── Material shown
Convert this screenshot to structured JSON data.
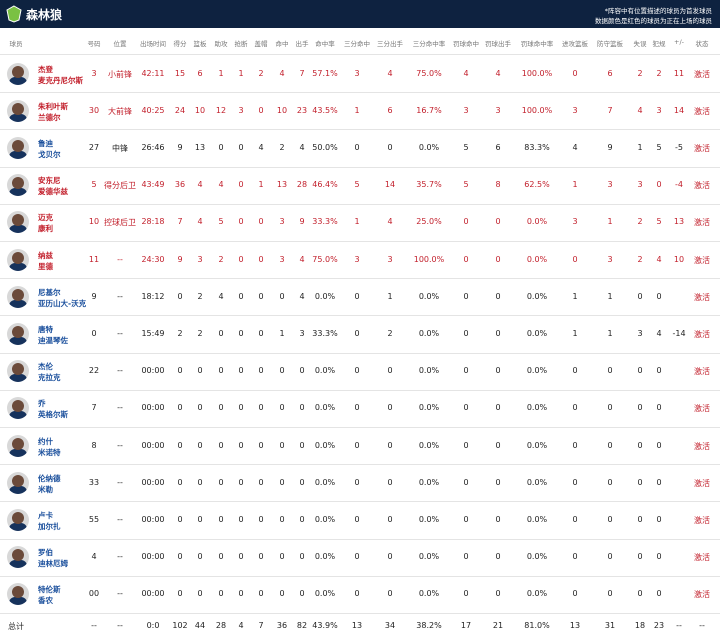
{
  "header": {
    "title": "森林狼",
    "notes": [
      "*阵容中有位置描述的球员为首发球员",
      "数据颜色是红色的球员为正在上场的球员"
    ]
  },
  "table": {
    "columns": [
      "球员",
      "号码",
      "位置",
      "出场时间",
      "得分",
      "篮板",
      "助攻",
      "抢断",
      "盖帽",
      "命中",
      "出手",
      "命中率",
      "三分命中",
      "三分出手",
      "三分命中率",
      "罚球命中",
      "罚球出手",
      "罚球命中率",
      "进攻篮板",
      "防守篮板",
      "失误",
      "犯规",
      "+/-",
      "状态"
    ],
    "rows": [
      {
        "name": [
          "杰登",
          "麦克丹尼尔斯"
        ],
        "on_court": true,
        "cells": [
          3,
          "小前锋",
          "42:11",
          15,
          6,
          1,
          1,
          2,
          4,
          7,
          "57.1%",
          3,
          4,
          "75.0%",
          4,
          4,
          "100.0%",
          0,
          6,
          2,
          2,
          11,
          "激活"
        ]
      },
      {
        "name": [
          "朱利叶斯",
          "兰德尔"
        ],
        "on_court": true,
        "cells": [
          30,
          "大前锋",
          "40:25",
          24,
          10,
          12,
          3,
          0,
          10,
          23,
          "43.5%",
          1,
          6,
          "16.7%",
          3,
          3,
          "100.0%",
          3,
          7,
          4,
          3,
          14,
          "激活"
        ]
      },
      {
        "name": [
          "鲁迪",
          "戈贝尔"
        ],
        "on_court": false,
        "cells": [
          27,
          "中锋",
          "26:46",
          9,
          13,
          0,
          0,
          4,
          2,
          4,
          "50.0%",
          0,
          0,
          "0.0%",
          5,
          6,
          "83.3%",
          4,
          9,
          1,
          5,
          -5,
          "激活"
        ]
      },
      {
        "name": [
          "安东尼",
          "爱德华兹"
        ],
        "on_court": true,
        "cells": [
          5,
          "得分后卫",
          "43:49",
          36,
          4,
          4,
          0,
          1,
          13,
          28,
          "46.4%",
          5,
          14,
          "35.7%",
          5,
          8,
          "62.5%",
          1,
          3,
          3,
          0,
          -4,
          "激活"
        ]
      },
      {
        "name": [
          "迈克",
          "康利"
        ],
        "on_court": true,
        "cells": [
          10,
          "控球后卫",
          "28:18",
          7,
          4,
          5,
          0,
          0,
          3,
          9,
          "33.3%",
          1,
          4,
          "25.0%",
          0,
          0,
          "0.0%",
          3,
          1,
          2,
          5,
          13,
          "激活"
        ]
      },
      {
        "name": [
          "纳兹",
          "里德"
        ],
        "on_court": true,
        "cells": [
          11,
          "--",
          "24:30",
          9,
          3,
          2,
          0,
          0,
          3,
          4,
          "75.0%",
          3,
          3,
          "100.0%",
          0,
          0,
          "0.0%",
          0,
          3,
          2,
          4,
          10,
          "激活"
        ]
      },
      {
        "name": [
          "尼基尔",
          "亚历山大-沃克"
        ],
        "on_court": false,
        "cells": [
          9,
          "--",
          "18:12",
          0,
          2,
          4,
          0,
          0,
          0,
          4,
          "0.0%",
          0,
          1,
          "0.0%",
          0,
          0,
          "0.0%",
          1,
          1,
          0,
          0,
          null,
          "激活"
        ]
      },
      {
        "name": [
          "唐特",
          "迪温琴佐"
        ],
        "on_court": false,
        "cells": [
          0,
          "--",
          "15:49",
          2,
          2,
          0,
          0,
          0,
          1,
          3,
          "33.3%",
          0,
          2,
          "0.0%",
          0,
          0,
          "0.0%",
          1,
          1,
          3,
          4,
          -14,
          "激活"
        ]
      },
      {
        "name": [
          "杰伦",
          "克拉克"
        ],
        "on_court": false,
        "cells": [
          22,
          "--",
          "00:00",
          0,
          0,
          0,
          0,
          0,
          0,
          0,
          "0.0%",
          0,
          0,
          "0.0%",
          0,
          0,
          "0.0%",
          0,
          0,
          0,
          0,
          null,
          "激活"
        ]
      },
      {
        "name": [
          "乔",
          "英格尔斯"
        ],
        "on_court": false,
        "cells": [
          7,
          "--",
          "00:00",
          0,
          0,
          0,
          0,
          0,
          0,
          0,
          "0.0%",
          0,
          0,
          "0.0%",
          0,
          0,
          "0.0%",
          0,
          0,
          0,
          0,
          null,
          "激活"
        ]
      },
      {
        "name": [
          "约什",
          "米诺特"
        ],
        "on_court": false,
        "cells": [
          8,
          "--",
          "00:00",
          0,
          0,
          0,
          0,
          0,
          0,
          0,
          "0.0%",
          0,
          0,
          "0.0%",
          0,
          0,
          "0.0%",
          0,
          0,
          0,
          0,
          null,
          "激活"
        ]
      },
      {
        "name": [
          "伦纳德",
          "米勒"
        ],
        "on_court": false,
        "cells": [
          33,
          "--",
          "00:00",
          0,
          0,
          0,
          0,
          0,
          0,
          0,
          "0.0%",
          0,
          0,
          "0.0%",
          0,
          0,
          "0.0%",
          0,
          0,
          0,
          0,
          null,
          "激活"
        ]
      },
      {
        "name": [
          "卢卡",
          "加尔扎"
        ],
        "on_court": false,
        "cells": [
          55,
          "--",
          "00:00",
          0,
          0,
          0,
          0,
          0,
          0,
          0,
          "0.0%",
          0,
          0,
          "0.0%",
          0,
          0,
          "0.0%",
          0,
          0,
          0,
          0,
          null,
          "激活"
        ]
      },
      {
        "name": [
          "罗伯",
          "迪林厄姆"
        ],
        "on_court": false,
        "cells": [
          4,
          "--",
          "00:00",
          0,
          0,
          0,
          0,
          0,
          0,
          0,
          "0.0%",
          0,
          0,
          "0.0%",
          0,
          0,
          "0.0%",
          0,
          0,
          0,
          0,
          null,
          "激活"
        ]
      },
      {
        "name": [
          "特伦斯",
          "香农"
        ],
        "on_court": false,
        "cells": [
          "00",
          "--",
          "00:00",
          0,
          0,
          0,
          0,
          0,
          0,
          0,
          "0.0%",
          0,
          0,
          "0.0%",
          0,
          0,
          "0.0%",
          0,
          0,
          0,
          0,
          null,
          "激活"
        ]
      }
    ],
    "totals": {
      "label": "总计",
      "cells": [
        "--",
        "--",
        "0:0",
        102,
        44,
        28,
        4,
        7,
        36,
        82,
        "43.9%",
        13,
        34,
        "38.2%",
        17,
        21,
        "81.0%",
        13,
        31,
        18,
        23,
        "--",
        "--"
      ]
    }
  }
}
────
**Work required**
Omit the images and transcribe all of the records above word for word.

**Solution for this task**
Convert this screenshot to structured JSON data.
{
  "header": {
    "title": "森林狼",
    "notes": [
      "*阵容中有位置描述的球员为首发球员",
      "数据颜色是红色的球员为正在上场的球员"
    ]
  },
  "table": {
    "columns": [
      "球员",
      "号码",
      "位置",
      "出场时间",
      "得分",
      "篮板",
      "助攻",
      "抢断",
      "盖帽",
      "命中",
      "出手",
      "命中率",
      "三分命中",
      "三分出手",
      "三分命中率",
      "罚球命中",
      "罚球出手",
      "罚球命中率",
      "进攻篮板",
      "防守篮板",
      "失误",
      "犯规",
      "+/-",
      "状态"
    ],
    "rows": [
      {
        "name": [
          "杰登",
          "麦克丹尼尔斯"
        ],
        "on_court": true,
        "cells": [
          3,
          "小前锋",
          "42:11",
          15,
          6,
          1,
          1,
          2,
          4,
          7,
          "57.1%",
          3,
          4,
          "75.0%",
          4,
          4,
          "100.0%",
          0,
          6,
          2,
          2,
          11,
          "激活"
        ]
      },
      {
        "name": [
          "朱利叶斯",
          "兰德尔"
        ],
        "on_court": true,
        "cells": [
          30,
          "大前锋",
          "40:25",
          24,
          10,
          12,
          3,
          0,
          10,
          23,
          "43.5%",
          1,
          6,
          "16.7%",
          3,
          3,
          "100.0%",
          3,
          7,
          4,
          3,
          14,
          "激活"
        ]
      },
      {
        "name": [
          "鲁迪",
          "戈贝尔"
        ],
        "on_court": false,
        "cells": [
          27,
          "中锋",
          "26:46",
          9,
          13,
          0,
          0,
          4,
          2,
          4,
          "50.0%",
          0,
          0,
          "0.0%",
          5,
          6,
          "83.3%",
          4,
          9,
          1,
          5,
          -5,
          "激活"
        ]
      },
      {
        "name": [
          "安东尼",
          "爱德华兹"
        ],
        "on_court": true,
        "cells": [
          5,
          "得分后卫",
          "43:49",
          36,
          4,
          4,
          0,
          1,
          13,
          28,
          "46.4%",
          5,
          14,
          "35.7%",
          5,
          8,
          "62.5%",
          1,
          3,
          3,
          0,
          -4,
          "激活"
        ]
      },
      {
        "name": [
          "迈克",
          "康利"
        ],
        "on_court": true,
        "cells": [
          10,
          "控球后卫",
          "28:18",
          7,
          4,
          5,
          0,
          0,
          3,
          9,
          "33.3%",
          1,
          4,
          "25.0%",
          0,
          0,
          "0.0%",
          3,
          1,
          2,
          5,
          13,
          "激活"
        ]
      },
      {
        "name": [
          "纳兹",
          "里德"
        ],
        "on_court": true,
        "cells": [
          11,
          "--",
          "24:30",
          9,
          3,
          2,
          0,
          0,
          3,
          4,
          "75.0%",
          3,
          3,
          "100.0%",
          0,
          0,
          "0.0%",
          0,
          3,
          2,
          4,
          10,
          "激活"
        ]
      },
      {
        "name": [
          "尼基尔",
          "亚历山大-沃克"
        ],
        "on_court": false,
        "cells": [
          9,
          "--",
          "18:12",
          0,
          2,
          4,
          0,
          0,
          0,
          4,
          "0.0%",
          0,
          1,
          "0.0%",
          0,
          0,
          "0.0%",
          1,
          1,
          0,
          0,
          null,
          "激活"
        ]
      },
      {
        "name": [
          "唐特",
          "迪温琴佐"
        ],
        "on_court": false,
        "cells": [
          0,
          "--",
          "15:49",
          2,
          2,
          0,
          0,
          0,
          1,
          3,
          "33.3%",
          0,
          2,
          "0.0%",
          0,
          0,
          "0.0%",
          1,
          1,
          3,
          4,
          -14,
          "激活"
        ]
      },
      {
        "name": [
          "杰伦",
          "克拉克"
        ],
        "on_court": false,
        "cells": [
          22,
          "--",
          "00:00",
          0,
          0,
          0,
          0,
          0,
          0,
          0,
          "0.0%",
          0,
          0,
          "0.0%",
          0,
          0,
          "0.0%",
          0,
          0,
          0,
          0,
          null,
          "激活"
        ]
      },
      {
        "name": [
          "乔",
          "英格尔斯"
        ],
        "on_court": false,
        "cells": [
          7,
          "--",
          "00:00",
          0,
          0,
          0,
          0,
          0,
          0,
          0,
          "0.0%",
          0,
          0,
          "0.0%",
          0,
          0,
          "0.0%",
          0,
          0,
          0,
          0,
          null,
          "激活"
        ]
      },
      {
        "name": [
          "约什",
          "米诺特"
        ],
        "on_court": false,
        "cells": [
          8,
          "--",
          "00:00",
          0,
          0,
          0,
          0,
          0,
          0,
          0,
          "0.0%",
          0,
          0,
          "0.0%",
          0,
          0,
          "0.0%",
          0,
          0,
          0,
          0,
          null,
          "激活"
        ]
      },
      {
        "name": [
          "伦纳德",
          "米勒"
        ],
        "on_court": false,
        "cells": [
          33,
          "--",
          "00:00",
          0,
          0,
          0,
          0,
          0,
          0,
          0,
          "0.0%",
          0,
          0,
          "0.0%",
          0,
          0,
          "0.0%",
          0,
          0,
          0,
          0,
          null,
          "激活"
        ]
      },
      {
        "name": [
          "卢卡",
          "加尔扎"
        ],
        "on_court": false,
        "cells": [
          55,
          "--",
          "00:00",
          0,
          0,
          0,
          0,
          0,
          0,
          0,
          "0.0%",
          0,
          0,
          "0.0%",
          0,
          0,
          "0.0%",
          0,
          0,
          0,
          0,
          null,
          "激活"
        ]
      },
      {
        "name": [
          "罗伯",
          "迪林厄姆"
        ],
        "on_court": false,
        "cells": [
          4,
          "--",
          "00:00",
          0,
          0,
          0,
          0,
          0,
          0,
          0,
          "0.0%",
          0,
          0,
          "0.0%",
          0,
          0,
          "0.0%",
          0,
          0,
          0,
          0,
          null,
          "激活"
        ]
      },
      {
        "name": [
          "特伦斯",
          "香农"
        ],
        "on_court": false,
        "cells": [
          "00",
          "--",
          "00:00",
          0,
          0,
          0,
          0,
          0,
          0,
          0,
          "0.0%",
          0,
          0,
          "0.0%",
          0,
          0,
          "0.0%",
          0,
          0,
          0,
          0,
          null,
          "激活"
        ]
      }
    ],
    "totals": {
      "label": "总计",
      "cells": [
        "--",
        "--",
        "0:0",
        102,
        44,
        28,
        4,
        7,
        36,
        82,
        "43.9%",
        13,
        34,
        "38.2%",
        17,
        21,
        "81.0%",
        13,
        31,
        18,
        23,
        "--",
        "--"
      ]
    }
  }
}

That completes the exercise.